→ **What is being asked**:
Return the listing below exactly, with the pictures dropped.
- - - - -
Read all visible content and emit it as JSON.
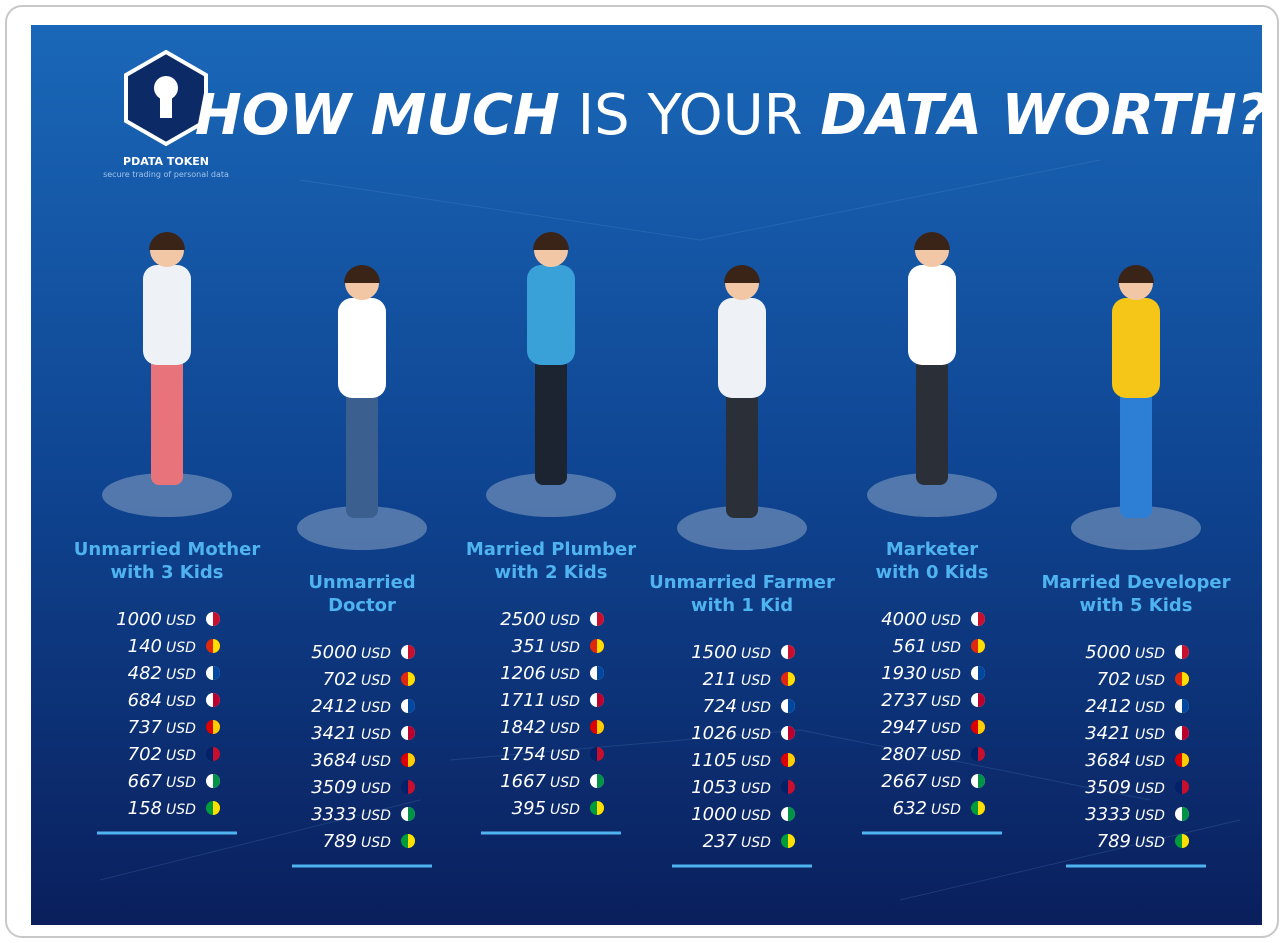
{
  "logo": {
    "name": "PDATA TOKEN",
    "tagline": "secure trading of personal data"
  },
  "title": {
    "part1": "HOW MUCH",
    "part2": "IS YOUR",
    "part3": "DATA WORTH?"
  },
  "currency": "USD",
  "columns": [
    {
      "label": [
        "Unmarried Mother",
        "with 3 Kids"
      ],
      "values": [
        1000,
        140,
        482,
        684,
        737,
        702,
        667,
        158
      ]
    },
    {
      "label": [
        "Unmarried",
        "Doctor"
      ],
      "values": [
        5000,
        702,
        2412,
        3421,
        3684,
        3509,
        3333,
        789
      ]
    },
    {
      "label": [
        "Married Plumber",
        "with 2 Kids"
      ],
      "values": [
        2500,
        351,
        1206,
        1711,
        1842,
        1754,
        1667,
        395
      ]
    },
    {
      "label": [
        "Unmarried Farmer",
        "with 1 Kid"
      ],
      "values": [
        1500,
        211,
        724,
        1026,
        1105,
        1053,
        1000,
        237
      ]
    },
    {
      "label": [
        "Marketer",
        "with 0 Kids"
      ],
      "values": [
        4000,
        561,
        1930,
        2737,
        2947,
        2807,
        2667,
        632
      ]
    },
    {
      "label": [
        "Married Developer",
        "with 5 Kids"
      ],
      "values": [
        5000,
        702,
        2412,
        3421,
        3684,
        3509,
        3333,
        789
      ]
    }
  ]
}
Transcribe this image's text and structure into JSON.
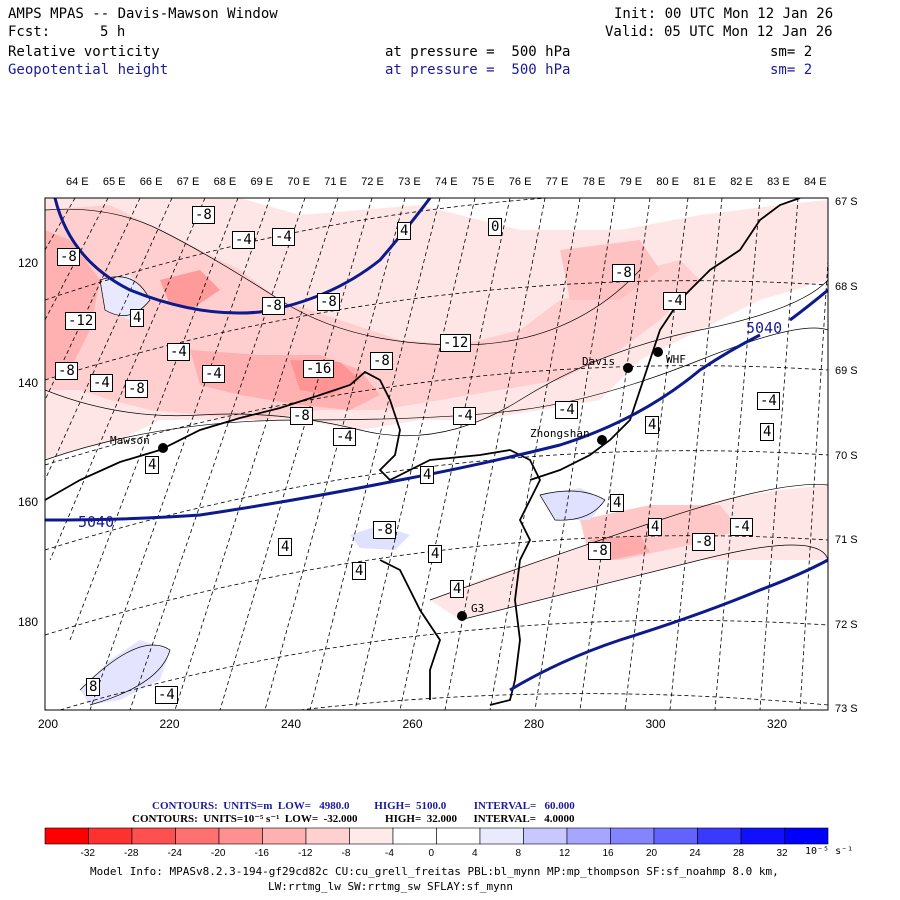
{
  "header": {
    "title": "AMPS MPAS -- Davis-Mawson Window",
    "fcst_label": "Fcst:",
    "fcst_value": "5 h",
    "init": "Init: 00 UTC Mon 12 Jan 26",
    "valid": "Valid: 05 UTC Mon 12 Jan 26",
    "field1": {
      "name": "Relative vorticity",
      "level": "at pressure =  500 hPa",
      "sm": "sm= 2"
    },
    "field2": {
      "name": "Geopotential height",
      "level": "at pressure =  500 hPa",
      "sm": "sm= 2"
    }
  },
  "map": {
    "top_lon_labels": [
      "64 E",
      "65 E",
      "66 E",
      "67 E",
      "68 E",
      "69 E",
      "70 E",
      "71 E",
      "72 E",
      "73 E",
      "74 E",
      "75 E",
      "76 E",
      "77 E",
      "78 E",
      "79 E",
      "80 E",
      "81 E",
      "82 E",
      "83 E",
      "84 E"
    ],
    "right_lat_labels": [
      "67 S",
      "68 S",
      "69 S",
      "70 S",
      "71 S",
      "72 S",
      "73 S"
    ],
    "x_ticks": [
      "200",
      "220",
      "240",
      "260",
      "280",
      "300",
      "320"
    ],
    "y_ticks": [
      "120",
      "140",
      "160",
      "180"
    ],
    "stations": [
      {
        "name": "Davis"
      },
      {
        "name": "WHF"
      },
      {
        "name": "Mawson"
      },
      {
        "name": "Zhongshan"
      },
      {
        "name": "G3"
      }
    ],
    "height_labels": [
      "5040",
      "5040"
    ],
    "vort_labels": [
      "-8",
      "-8",
      "-4",
      "-4",
      "-8",
      "-12",
      "-4",
      "-8",
      "-8",
      "-4",
      "-8",
      "-4",
      "-16",
      "-8",
      "-12",
      "-8",
      "-8",
      "-4",
      "-4",
      "-4",
      "-4",
      "4",
      "4",
      "4",
      "4",
      "4",
      "4",
      "4",
      "-8",
      "-8",
      "-4",
      "-4",
      "4",
      "4",
      "-8",
      "4",
      "4",
      "-4",
      "8",
      "4",
      "0"
    ],
    "colors": {
      "height_contour": "#0d1a8c",
      "coast": "#000000"
    }
  },
  "legend": {
    "line1": "CONTOURS:  UNITS=m  LOW=   4980.0         HIGH=  5100.0          INTERVAL=   60.000",
    "line2": "CONTOURS:  UNITS=10⁻⁵ s⁻¹  LOW=  -32.000          HIGH=  32.000      INTERVAL=   4.0000",
    "colorbar_labels": [
      "-32",
      "-28",
      "-24",
      "-20",
      "-16",
      "-12",
      "-8",
      "-4",
      "0",
      "4",
      "8",
      "12",
      "16",
      "20",
      "24",
      "28",
      "32"
    ],
    "units": "10⁻⁵ s⁻¹",
    "colorbar_colors": [
      "#ff0000",
      "#ff3030",
      "#ff5050",
      "#ff7070",
      "#ff9090",
      "#ffb0b0",
      "#ffd0d0",
      "#ffeaea",
      "#ffffff",
      "#ffffff",
      "#eaeaff",
      "#c8c8ff",
      "#a6a6ff",
      "#8484ff",
      "#6262ff",
      "#3a3aff",
      "#1010ff",
      "#0000ff"
    ]
  },
  "footer": {
    "model_info": "Model Info: MPASv8.2.3-194-gf29cd82c CU:cu_grell_freitas PBL:bl_mynn MP:mp_thompson SF:sf_noahmp 8.0 km,",
    "model_info2": "LW:rrtmg_lw SW:rrtmg_sw SFLAY:sf_mynn"
  }
}
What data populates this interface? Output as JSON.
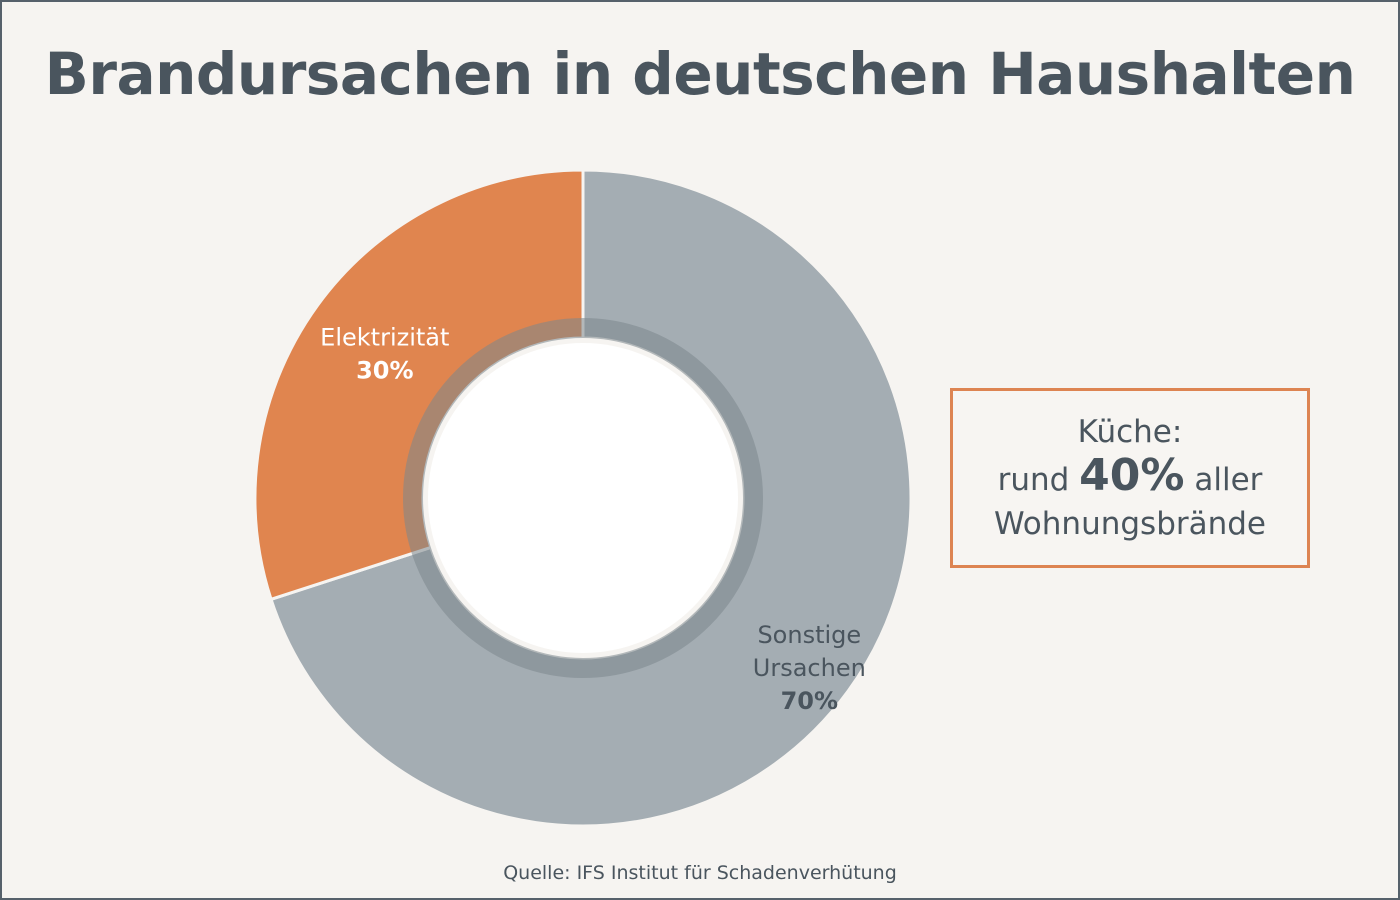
{
  "title": "Brandursachen in deutschen Haushalten",
  "chart_data": {
    "type": "pie",
    "categories": [
      "Sonstige Ursachen",
      "Elektrizität"
    ],
    "values": [
      70,
      30
    ],
    "labels": [
      {
        "lines": [
          "Sonstige",
          "Ursachen"
        ],
        "value_text": "70%"
      },
      {
        "lines": [
          "Elektrizität"
        ],
        "value_text": "30%"
      }
    ],
    "colors": [
      "#a4adb3",
      "#e0854f"
    ],
    "donut": true
  },
  "callout": {
    "line1": "Küche:",
    "prefix": "rund",
    "highlight": "40%",
    "suffix": "aller",
    "line3": "Wohnungsbrände",
    "border_color": "#dd8452"
  },
  "source": "Quelle: IFS Institut für Schadenverhütung"
}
- - - - -
→ **Answer to the task**:
Read all visible content and emit it as JSON.
{
  "logo": {
    "name": "PDATA TOKEN",
    "tagline": "secure trading of personal data"
  },
  "title": {
    "part1": "HOW MUCH",
    "part2": "IS YOUR",
    "part3": "DATA WORTH?"
  },
  "currency": "USD",
  "columns": [
    {
      "label": [
        "Unmarried Mother",
        "with 3 Kids"
      ],
      "values": [
        1000,
        140,
        482,
        684,
        737,
        702,
        667,
        158
      ]
    },
    {
      "label": [
        "Unmarried",
        "Doctor"
      ],
      "values": [
        5000,
        702,
        2412,
        3421,
        3684,
        3509,
        3333,
        789
      ]
    },
    {
      "label": [
        "Married Plumber",
        "with 2 Kids"
      ],
      "values": [
        2500,
        351,
        1206,
        1711,
        1842,
        1754,
        1667,
        395
      ]
    },
    {
      "label": [
        "Unmarried Farmer",
        "with 1 Kid"
      ],
      "values": [
        1500,
        211,
        724,
        1026,
        1105,
        1053,
        1000,
        237
      ]
    },
    {
      "label": [
        "Marketer",
        "with 0 Kids"
      ],
      "values": [
        4000,
        561,
        1930,
        2737,
        2947,
        2807,
        2667,
        632
      ]
    },
    {
      "label": [
        "Married Developer",
        "with 5 Kids"
      ],
      "values": [
        5000,
        702,
        2412,
        3421,
        3684,
        3509,
        3333,
        789
      ]
    }
  ]
}
Transcribe this image's text and structure into JSON.
{
  "header": {
    "title": "AMPS MPAS -- Davis-Mawson Window",
    "fcst_label": "Fcst:",
    "fcst_value": "5 h",
    "init": "Init: 00 UTC Mon 12 Jan 26",
    "valid": "Valid: 05 UTC Mon 12 Jan 26",
    "field1": {
      "name": "Relative vorticity",
      "level": "at pressure =  500 hPa",
      "sm": "sm= 2"
    },
    "field2": {
      "name": "Geopotential height",
      "level": "at pressure =  500 hPa",
      "sm": "sm= 2"
    }
  },
  "map": {
    "top_lon_labels": [
      "64 E",
      "65 E",
      "66 E",
      "67 E",
      "68 E",
      "69 E",
      "70 E",
      "71 E",
      "72 E",
      "73 E",
      "74 E",
      "75 E",
      "76 E",
      "77 E",
      "78 E",
      "79 E",
      "80 E",
      "81 E",
      "82 E",
      "83 E",
      "84 E"
    ],
    "right_lat_labels": [
      "67 S",
      "68 S",
      "69 S",
      "70 S",
      "71 S",
      "72 S",
      "73 S"
    ],
    "x_ticks": [
      "200",
      "220",
      "240",
      "260",
      "280",
      "300",
      "320"
    ],
    "y_ticks": [
      "120",
      "140",
      "160",
      "180"
    ],
    "stations": [
      {
        "name": "Davis"
      },
      {
        "name": "WHF"
      },
      {
        "name": "Mawson"
      },
      {
        "name": "Zhongshan"
      },
      {
        "name": "G3"
      }
    ],
    "height_labels": [
      "5040",
      "5040"
    ],
    "vort_labels": [
      "-8",
      "-8",
      "-4",
      "-4",
      "-8",
      "-12",
      "-4",
      "-8",
      "-8",
      "-4",
      "-8",
      "-4",
      "-16",
      "-8",
      "-12",
      "-8",
      "-8",
      "-4",
      "-4",
      "-4",
      "-4",
      "4",
      "4",
      "4",
      "4",
      "4",
      "4",
      "4",
      "-8",
      "-8",
      "-4",
      "-4",
      "4",
      "4",
      "-8",
      "4",
      "4",
      "-4",
      "8",
      "4",
      "0"
    ],
    "colors": {
      "height_contour": "#0d1a8c",
      "coast": "#000000"
    }
  },
  "legend": {
    "line1": "CONTOURS:  UNITS=m  LOW=   4980.0         HIGH=  5100.0          INTERVAL=   60.000",
    "line2": "CONTOURS:  UNITS=10⁻⁵ s⁻¹  LOW=  -32.000          HIGH=  32.000      INTERVAL=   4.0000",
    "colorbar_labels": [
      "-32",
      "-28",
      "-24",
      "-20",
      "-16",
      "-12",
      "-8",
      "-4",
      "0",
      "4",
      "8",
      "12",
      "16",
      "20",
      "24",
      "28",
      "32"
    ],
    "units": "10⁻⁵ s⁻¹",
    "colorbar_colors": [
      "#ff0000",
      "#ff3030",
      "#ff5050",
      "#ff7070",
      "#ff9090",
      "#ffb0b0",
      "#ffd0d0",
      "#ffeaea",
      "#ffffff",
      "#ffffff",
      "#eaeaff",
      "#c8c8ff",
      "#a6a6ff",
      "#8484ff",
      "#6262ff",
      "#3a3aff",
      "#1010ff",
      "#0000ff"
    ]
  },
  "footer": {
    "model_info": "Model Info: MPASv8.2.3-194-gf29cd82c CU:cu_grell_freitas PBL:bl_mynn MP:mp_thompson SF:sf_noahmp 8.0 km,",
    "model_info2": "LW:rrtmg_lw SW:rrtmg_sw SFLAY:sf_mynn"
  }
}
What data populates this interface? Output as JSON.
{
  "title": "Brandursachen in deutschen Haushalten",
  "chart_data": {
    "type": "pie",
    "categories": [
      "Sonstige Ursachen",
      "Elektrizität"
    ],
    "values": [
      70,
      30
    ],
    "labels": [
      {
        "lines": [
          "Sonstige",
          "Ursachen"
        ],
        "value_text": "70%"
      },
      {
        "lines": [
          "Elektrizität"
        ],
        "value_text": "30%"
      }
    ],
    "colors": [
      "#a4adb3",
      "#e0854f"
    ],
    "donut": true
  },
  "callout": {
    "line1": "Küche:",
    "prefix": "rund",
    "highlight": "40%",
    "suffix": "aller",
    "line3": "Wohnungsbrände",
    "border_color": "#dd8452"
  },
  "source": "Quelle: IFS Institut für Schadenverhütung"
}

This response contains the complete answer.